____ Records to process

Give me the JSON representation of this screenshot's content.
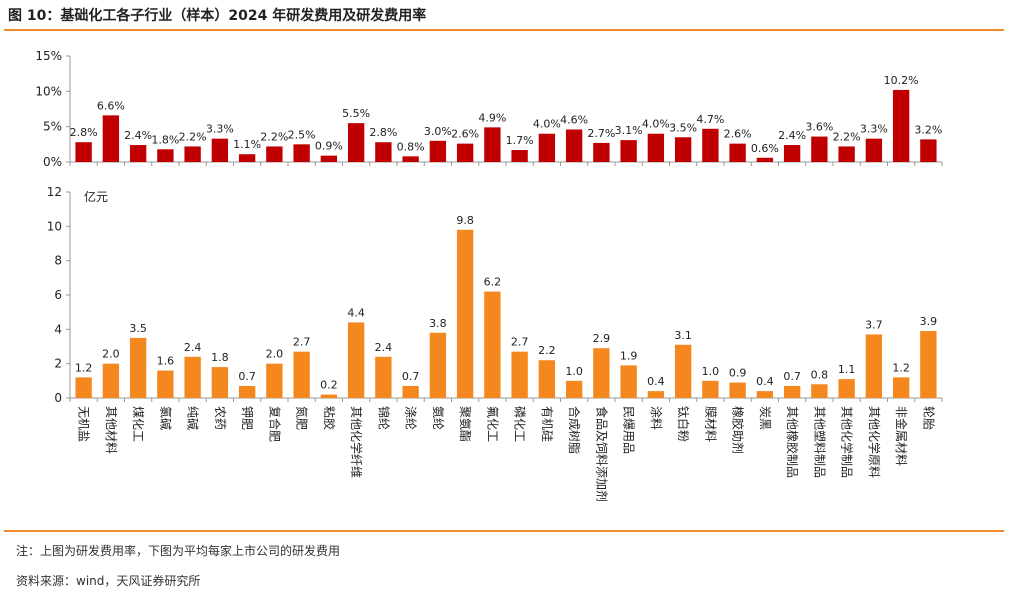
{
  "title": "图 10：基础化工各子行业（样本）2024 年研发费用及研发费用率",
  "note": "注：上图为研发费用率，下图为平均每家上市公司的研发费用",
  "source": "资料来源：wind，天风证券研究所",
  "colors": {
    "rate_bar": "#c00000",
    "amount_bar": "#f5871f",
    "rule": "#f08a2c",
    "axis": "#999999"
  },
  "chart_data": [
    {
      "type": "bar",
      "title": "研发费用率",
      "ylabel": "",
      "ylim": [
        0,
        15
      ],
      "yticks": [
        "0%",
        "5%",
        "10%",
        "15%"
      ],
      "categories": [
        "无机盐",
        "其他材料",
        "煤化工",
        "氯碱",
        "纯碱",
        "农药",
        "钾肥",
        "复合肥",
        "氮肥",
        "粘胶",
        "其他化学纤维",
        "锦纶",
        "涤纶",
        "氨纶",
        "聚氨酯",
        "氟化工",
        "磷化工",
        "有机硅",
        "合成树脂",
        "食品及饲料添加剂",
        "民爆用品",
        "涂料",
        "钛白粉",
        "膜材料",
        "橡胶助剂",
        "炭黑",
        "其他橡胶制品",
        "其他塑料制品",
        "其他化学制品",
        "其他化学原料",
        "非金属材料",
        "轮胎"
      ],
      "values": [
        2.8,
        6.6,
        2.4,
        1.8,
        2.2,
        3.3,
        1.1,
        2.2,
        2.5,
        0.9,
        5.5,
        2.8,
        0.8,
        3.0,
        2.6,
        4.9,
        1.7,
        4.0,
        4.6,
        2.7,
        3.1,
        4.0,
        3.5,
        4.7,
        2.6,
        0.6,
        2.4,
        3.6,
        2.2,
        3.3,
        10.2,
        3.2
      ],
      "labels": [
        "2.8%",
        "6.6%",
        "2.4%",
        "1.8%",
        "2.2%",
        "3.3%",
        "1.1%",
        "2.2%",
        "2.5%",
        "0.9%",
        "5.5%",
        "2.8%",
        "0.8%",
        "3.0%",
        "2.6%",
        "4.9%",
        "1.7%",
        "4.0%",
        "4.6%",
        "2.7%",
        "3.1%",
        "4.0%",
        "3.5%",
        "4.7%",
        "2.6%",
        "0.6%",
        "2.4%",
        "3.6%",
        "2.2%",
        "3.3%",
        "10.2%",
        "3.2%"
      ]
    },
    {
      "type": "bar",
      "title": "平均每家上市公司研发费用",
      "ylabel": "亿元",
      "ylim": [
        0,
        12
      ],
      "yticks": [
        "0",
        "2",
        "4",
        "6",
        "8",
        "10",
        "12"
      ],
      "categories": [
        "无机盐",
        "其他材料",
        "煤化工",
        "氯碱",
        "纯碱",
        "农药",
        "钾肥",
        "复合肥",
        "氮肥",
        "粘胶",
        "其他化学纤维",
        "锦纶",
        "涤纶",
        "氨纶",
        "聚氨酯",
        "氟化工",
        "磷化工",
        "有机硅",
        "合成树脂",
        "食品及饲料添加剂",
        "民爆用品",
        "涂料",
        "钛白粉",
        "膜材料",
        "橡胶助剂",
        "炭黑",
        "其他橡胶制品",
        "其他塑料制品",
        "其他化学制品",
        "其他化学原料",
        "非金属材料",
        "轮胎"
      ],
      "values": [
        1.2,
        2.0,
        3.5,
        1.6,
        2.4,
        1.8,
        0.7,
        2.0,
        2.7,
        0.2,
        4.4,
        2.4,
        0.7,
        3.8,
        9.8,
        6.2,
        2.7,
        2.2,
        1.0,
        2.9,
        1.9,
        0.4,
        3.1,
        1.0,
        0.9,
        0.4,
        0.7,
        0.8,
        1.1,
        3.7,
        1.2,
        3.9
      ],
      "labels": [
        "1.2",
        "2.0",
        "3.5",
        "1.6",
        "2.4",
        "1.8",
        "0.7",
        "2.0",
        "2.7",
        "0.2",
        "4.4",
        "2.4",
        "0.7",
        "3.8",
        "9.8",
        "6.2",
        "2.7",
        "2.2",
        "1.0",
        "2.9",
        "1.9",
        "0.4",
        "3.1",
        "1.0",
        "0.9",
        "0.4",
        "0.7",
        "0.8",
        "1.1",
        "3.7",
        "1.2",
        "3.9"
      ]
    }
  ]
}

________

Reproduce the material word for word. Any pictures should be left out of the copy.

Give me the JSON representation of this screenshot's content.
{
  "title": "图 10：基础化工各子行业（样本）2024 年研发费用及研发费用率",
  "note": "注：上图为研发费用率，下图为平均每家上市公司的研发费用",
  "source": "资料来源：wind，天风证券研究所",
  "colors": {
    "rate_bar": "#c00000",
    "amount_bar": "#f5871f",
    "rule": "#f08a2c",
    "axis": "#999999"
  },
  "chart_data": [
    {
      "type": "bar",
      "title": "研发费用率",
      "ylabel": "",
      "ylim": [
        0,
        15
      ],
      "yticks": [
        "0%",
        "5%",
        "10%",
        "15%"
      ],
      "categories": [
        "无机盐",
        "其他材料",
        "煤化工",
        "氯碱",
        "纯碱",
        "农药",
        "钾肥",
        "复合肥",
        "氮肥",
        "粘胶",
        "其他化学纤维",
        "锦纶",
        "涤纶",
        "氨纶",
        "聚氨酯",
        "氟化工",
        "磷化工",
        "有机硅",
        "合成树脂",
        "食品及饲料添加剂",
        "民爆用品",
        "涂料",
        "钛白粉",
        "膜材料",
        "橡胶助剂",
        "炭黑",
        "其他橡胶制品",
        "其他塑料制品",
        "其他化学制品",
        "其他化学原料",
        "非金属材料",
        "轮胎"
      ],
      "values": [
        2.8,
        6.6,
        2.4,
        1.8,
        2.2,
        3.3,
        1.1,
        2.2,
        2.5,
        0.9,
        5.5,
        2.8,
        0.8,
        3.0,
        2.6,
        4.9,
        1.7,
        4.0,
        4.6,
        2.7,
        3.1,
        4.0,
        3.5,
        4.7,
        2.6,
        0.6,
        2.4,
        3.6,
        2.2,
        3.3,
        10.2,
        3.2
      ],
      "labels": [
        "2.8%",
        "6.6%",
        "2.4%",
        "1.8%",
        "2.2%",
        "3.3%",
        "1.1%",
        "2.2%",
        "2.5%",
        "0.9%",
        "5.5%",
        "2.8%",
        "0.8%",
        "3.0%",
        "2.6%",
        "4.9%",
        "1.7%",
        "4.0%",
        "4.6%",
        "2.7%",
        "3.1%",
        "4.0%",
        "3.5%",
        "4.7%",
        "2.6%",
        "0.6%",
        "2.4%",
        "3.6%",
        "2.2%",
        "3.3%",
        "10.2%",
        "3.2%"
      ]
    },
    {
      "type": "bar",
      "title": "平均每家上市公司研发费用",
      "ylabel": "亿元",
      "ylim": [
        0,
        12
      ],
      "yticks": [
        "0",
        "2",
        "4",
        "6",
        "8",
        "10",
        "12"
      ],
      "categories": [
        "无机盐",
        "其他材料",
        "煤化工",
        "氯碱",
        "纯碱",
        "农药",
        "钾肥",
        "复合肥",
        "氮肥",
        "粘胶",
        "其他化学纤维",
        "锦纶",
        "涤纶",
        "氨纶",
        "聚氨酯",
        "氟化工",
        "磷化工",
        "有机硅",
        "合成树脂",
        "食品及饲料添加剂",
        "民爆用品",
        "涂料",
        "钛白粉",
        "膜材料",
        "橡胶助剂",
        "炭黑",
        "其他橡胶制品",
        "其他塑料制品",
        "其他化学制品",
        "其他化学原料",
        "非金属材料",
        "轮胎"
      ],
      "values": [
        1.2,
        2.0,
        3.5,
        1.6,
        2.4,
        1.8,
        0.7,
        2.0,
        2.7,
        0.2,
        4.4,
        2.4,
        0.7,
        3.8,
        9.8,
        6.2,
        2.7,
        2.2,
        1.0,
        2.9,
        1.9,
        0.4,
        3.1,
        1.0,
        0.9,
        0.4,
        0.7,
        0.8,
        1.1,
        3.7,
        1.2,
        3.9
      ],
      "labels": [
        "1.2",
        "2.0",
        "3.5",
        "1.6",
        "2.4",
        "1.8",
        "0.7",
        "2.0",
        "2.7",
        "0.2",
        "4.4",
        "2.4",
        "0.7",
        "3.8",
        "9.8",
        "6.2",
        "2.7",
        "2.2",
        "1.0",
        "2.9",
        "1.9",
        "0.4",
        "3.1",
        "1.0",
        "0.9",
        "0.4",
        "0.7",
        "0.8",
        "1.1",
        "3.7",
        "1.2",
        "3.9"
      ]
    }
  ]
}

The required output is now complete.